> WHAT IS BEING ASKED
Without the images, write out all of the following entries exactly.

▼

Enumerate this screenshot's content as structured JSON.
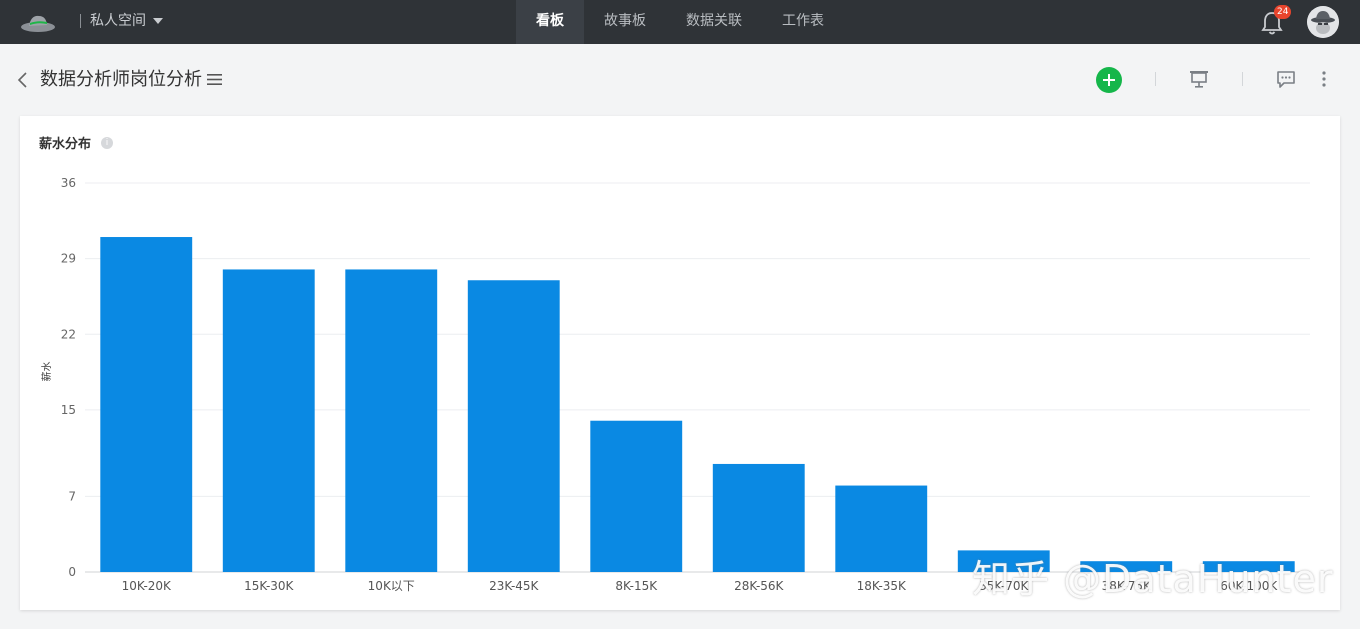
{
  "topbar": {
    "space_label": "私人空间",
    "tabs": [
      {
        "label": "看板",
        "active": true
      },
      {
        "label": "故事板",
        "active": false
      },
      {
        "label": "数据关联",
        "active": false
      },
      {
        "label": "工作表",
        "active": false
      }
    ],
    "notification_count": "24",
    "icons": [
      "logo-hat-icon",
      "caret-down-icon",
      "bell-icon",
      "avatar"
    ]
  },
  "header": {
    "title": "数据分析师岗位分析",
    "icons": [
      "back-icon",
      "menu-icon",
      "add-icon",
      "presentation-icon",
      "comment-icon",
      "more-icon"
    ]
  },
  "card": {
    "title": "薪水分布"
  },
  "chart_data": {
    "type": "bar",
    "categories": [
      "10K-20K",
      "15K-30K",
      "10K以下",
      "23K-45K",
      "8K-15K",
      "28K-56K",
      "18K-35K",
      "35K-70K",
      "38K-75K",
      "60K-100K"
    ],
    "values": [
      31,
      28,
      28,
      27,
      14,
      10,
      8,
      2,
      1,
      1
    ],
    "ylabel": "薪水",
    "yticks": [
      0,
      7,
      15,
      22,
      29,
      36
    ],
    "ylim": [
      0,
      36
    ],
    "grid": true,
    "legend": "none",
    "bar_color": "#0a89e3"
  },
  "watermark": "知乎 @DataHunter",
  "colors": {
    "topbar_bg": "#2f3337",
    "accent_green": "#15b64a",
    "badge_red": "#e8452d"
  }
}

▲

> THE COMPLETED TASK
Enumerate this screenshot's content as structured JSON.
{
  "topbar": {
    "space_label": "私人空间",
    "tabs": [
      {
        "label": "看板",
        "active": true
      },
      {
        "label": "故事板",
        "active": false
      },
      {
        "label": "数据关联",
        "active": false
      },
      {
        "label": "工作表",
        "active": false
      }
    ],
    "notification_count": "24",
    "icons": [
      "logo-hat-icon",
      "caret-down-icon",
      "bell-icon",
      "avatar"
    ]
  },
  "header": {
    "title": "数据分析师岗位分析",
    "icons": [
      "back-icon",
      "menu-icon",
      "add-icon",
      "presentation-icon",
      "comment-icon",
      "more-icon"
    ]
  },
  "card": {
    "title": "薪水分布"
  },
  "chart_data": {
    "type": "bar",
    "categories": [
      "10K-20K",
      "15K-30K",
      "10K以下",
      "23K-45K",
      "8K-15K",
      "28K-56K",
      "18K-35K",
      "35K-70K",
      "38K-75K",
      "60K-100K"
    ],
    "values": [
      31,
      28,
      28,
      27,
      14,
      10,
      8,
      2,
      1,
      1
    ],
    "ylabel": "薪水",
    "yticks": [
      0,
      7,
      15,
      22,
      29,
      36
    ],
    "ylim": [
      0,
      36
    ],
    "grid": true,
    "legend": "none",
    "bar_color": "#0a89e3"
  },
  "watermark": "知乎 @DataHunter",
  "colors": {
    "topbar_bg": "#2f3337",
    "accent_green": "#15b64a",
    "badge_red": "#e8452d"
  }
}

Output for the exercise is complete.